» Set exercise: Don't copy the pictures; return every other part of the records exactly.

» Record extracts:

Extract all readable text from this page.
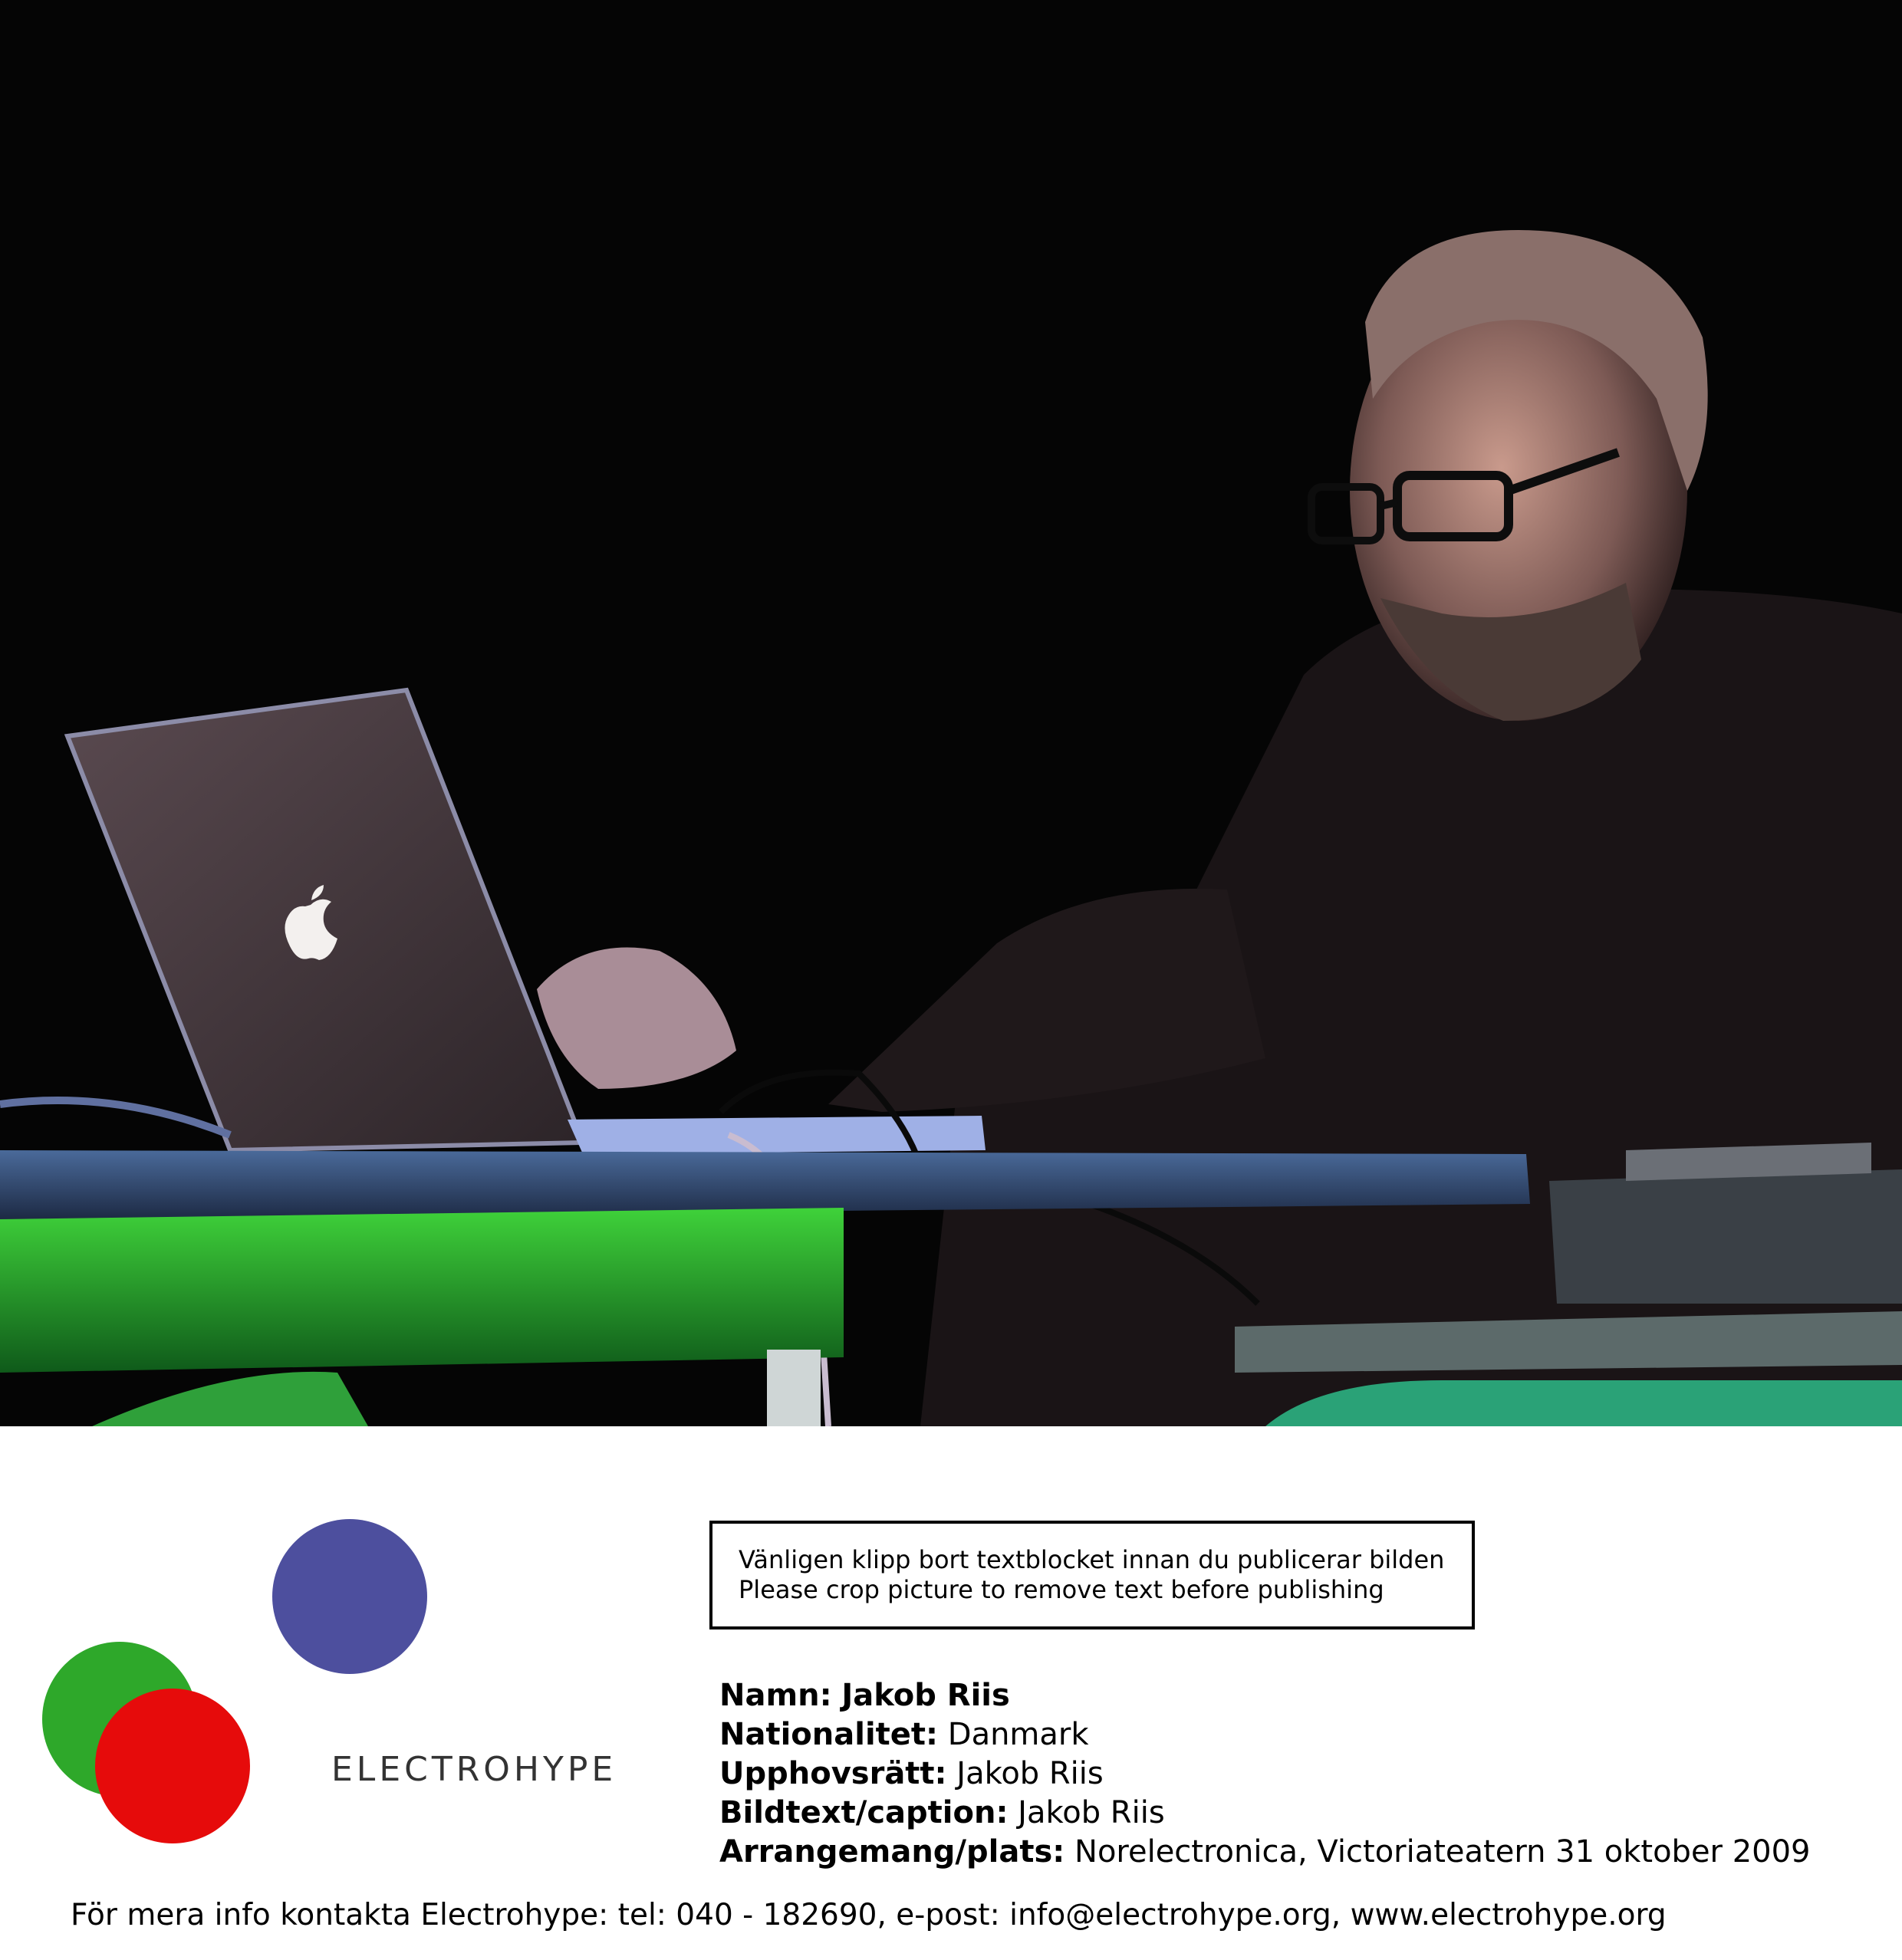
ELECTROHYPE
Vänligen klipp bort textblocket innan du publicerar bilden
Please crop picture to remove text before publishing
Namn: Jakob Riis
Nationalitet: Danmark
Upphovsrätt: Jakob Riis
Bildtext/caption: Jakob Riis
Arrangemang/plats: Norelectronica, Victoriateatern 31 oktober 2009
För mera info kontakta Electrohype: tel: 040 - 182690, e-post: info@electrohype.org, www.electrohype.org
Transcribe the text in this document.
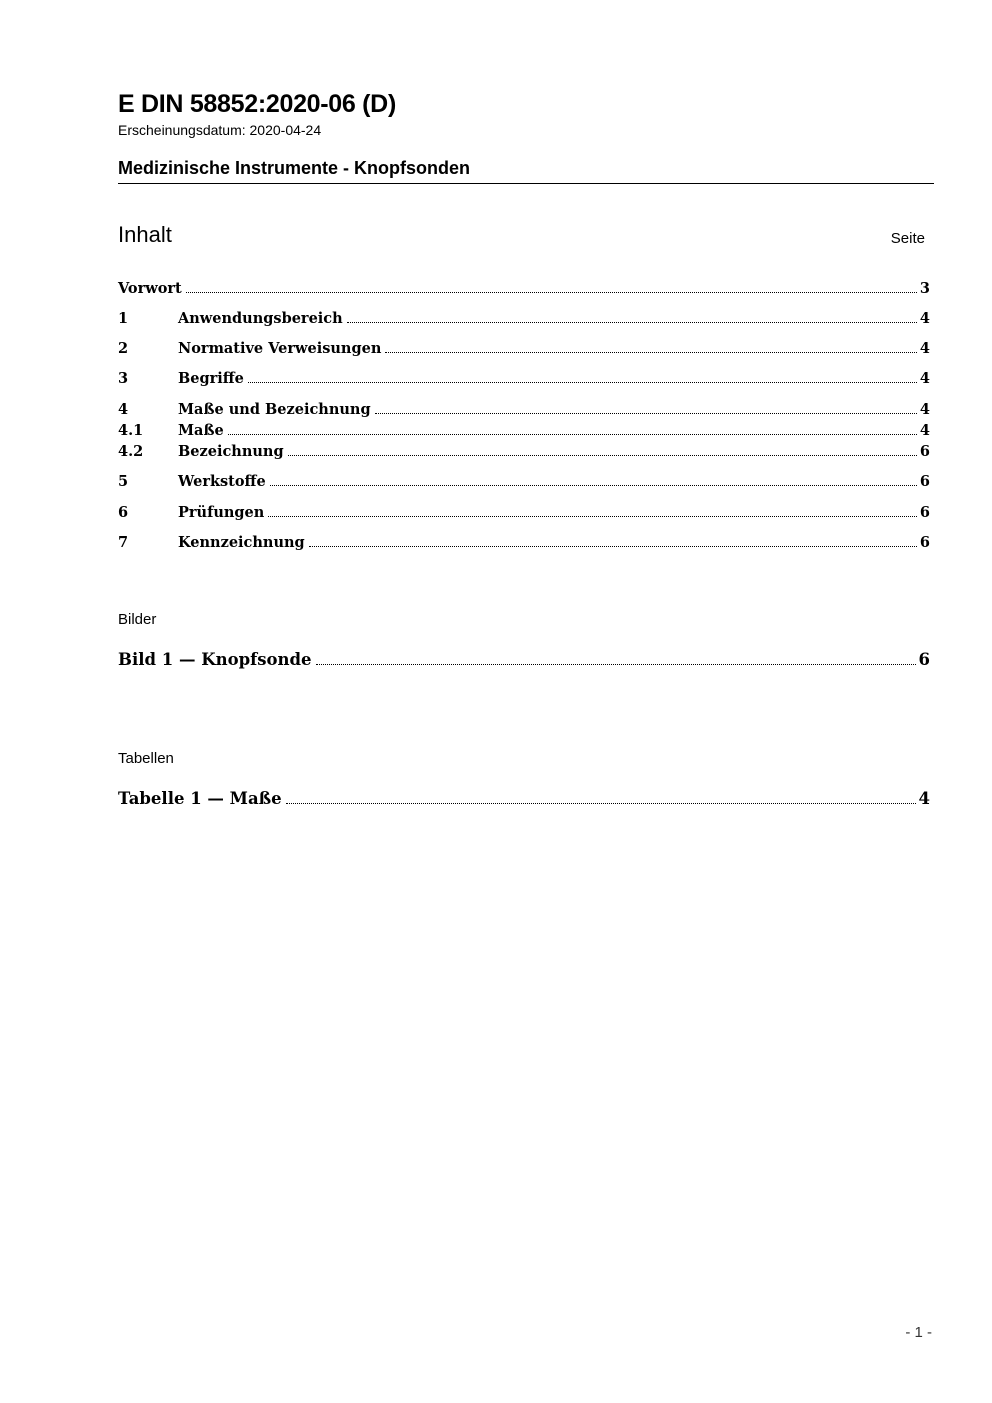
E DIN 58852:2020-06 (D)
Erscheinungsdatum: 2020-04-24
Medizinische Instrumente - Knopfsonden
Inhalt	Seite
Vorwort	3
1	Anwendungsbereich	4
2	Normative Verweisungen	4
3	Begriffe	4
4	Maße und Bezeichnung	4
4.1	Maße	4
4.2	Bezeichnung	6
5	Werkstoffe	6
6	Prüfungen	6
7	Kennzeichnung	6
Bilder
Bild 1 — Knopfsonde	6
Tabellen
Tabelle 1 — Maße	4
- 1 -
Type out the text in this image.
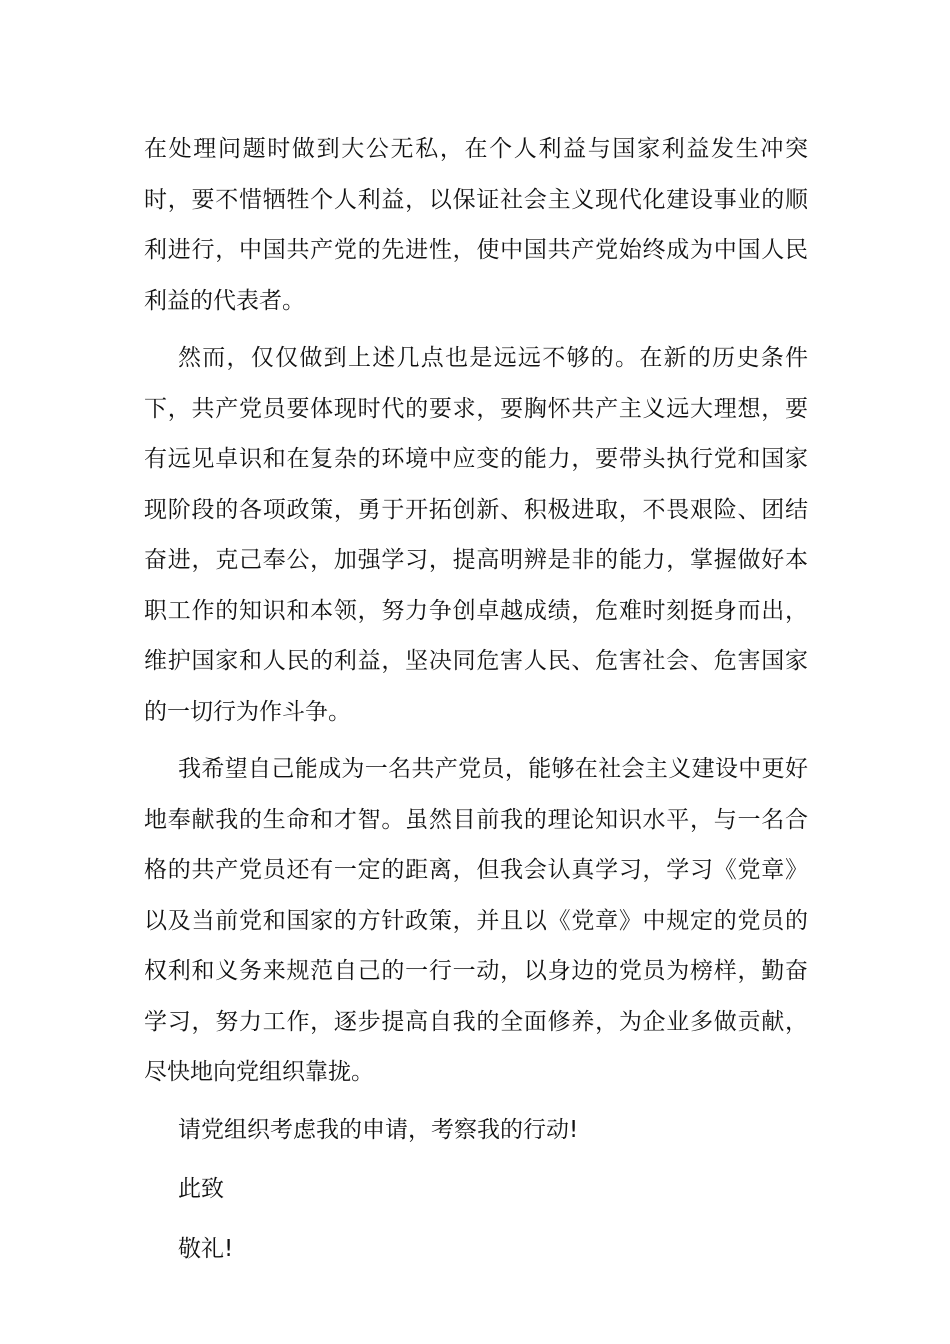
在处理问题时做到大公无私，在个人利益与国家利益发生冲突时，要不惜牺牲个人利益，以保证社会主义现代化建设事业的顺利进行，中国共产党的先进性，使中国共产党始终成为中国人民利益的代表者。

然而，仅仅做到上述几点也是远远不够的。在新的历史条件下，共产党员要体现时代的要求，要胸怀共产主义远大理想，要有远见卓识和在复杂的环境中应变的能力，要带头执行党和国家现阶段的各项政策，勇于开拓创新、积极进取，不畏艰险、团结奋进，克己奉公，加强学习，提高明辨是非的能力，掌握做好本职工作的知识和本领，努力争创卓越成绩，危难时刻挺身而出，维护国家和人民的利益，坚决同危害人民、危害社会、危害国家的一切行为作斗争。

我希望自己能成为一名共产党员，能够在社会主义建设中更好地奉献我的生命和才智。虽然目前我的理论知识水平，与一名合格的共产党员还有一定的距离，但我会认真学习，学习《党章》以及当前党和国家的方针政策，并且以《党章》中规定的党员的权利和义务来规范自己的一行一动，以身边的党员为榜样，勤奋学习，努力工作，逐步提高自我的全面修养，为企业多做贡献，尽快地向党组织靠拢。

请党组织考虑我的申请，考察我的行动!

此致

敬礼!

» The output:
Extract all readable text from this page.
ELECTROHYPE
Vänligen klipp bort textblocket innan du publicerar bilden
Please crop picture to remove text before publishing
Namn: Jakob Riis
Nationalitet: Danmark
Upphovsrätt: Jakob Riis
Bildtext/caption: Jakob Riis
Arrangemang/plats: Norelectronica, Victoriateatern 31 oktober 2009
För mera info kontakta Electrohype: tel: 040 - 182690, e-post: info@electrohype.org, www.electrohype.org
Transcribe the text in this document.
E DIN 58852:2020-06 (D)
Erscheinungsdatum: 2020-04-24
Medizinische Instrumente - Knopfsonden
Inhalt	Seite
Vorwort	3
1	Anwendungsbereich	4
2	Normative Verweisungen	4
3	Begriffe	4
4	Maße und Bezeichnung	4
4.1	Maße	4
4.2	Bezeichnung	6
5	Werkstoffe	6
6	Prüfungen	6
7	Kennzeichnung	6
Bilder
Bild 1 — Knopfsonde	6
Tabellen
Tabelle 1 — Maße	4
- 1 -
Type out the text in this image.
在处理问题时做到大公无私，在个人利益与国家利益发生冲突时，要不惜牺牲个人利益，以保证社会主义现代化建设事业的顺利进行，中国共产党的先进性，使中国共产党始终成为中国人民利益的代表者。

然而，仅仅做到上述几点也是远远不够的。在新的历史条件下，共产党员要体现时代的要求，要胸怀共产主义远大理想，要有远见卓识和在复杂的环境中应变的能力，要带头执行党和国家现阶段的各项政策，勇于开拓创新、积极进取，不畏艰险、团结奋进，克己奉公，加强学习，提高明辨是非的能力，掌握做好本职工作的知识和本领，努力争创卓越成绩，危难时刻挺身而出，维护国家和人民的利益，坚决同危害人民、危害社会、危害国家的一切行为作斗争。

我希望自己能成为一名共产党员，能够在社会主义建设中更好地奉献我的生命和才智。虽然目前我的理论知识水平，与一名合格的共产党员还有一定的距离，但我会认真学习，学习《党章》以及当前党和国家的方针政策，并且以《党章》中规定的党员的权利和义务来规范自己的一行一动，以身边的党员为榜样，勤奋学习，努力工作，逐步提高自我的全面修养，为企业多做贡献，尽快地向党组织靠拢。

请党组织考虑我的申请，考察我的行动!

此致

敬礼!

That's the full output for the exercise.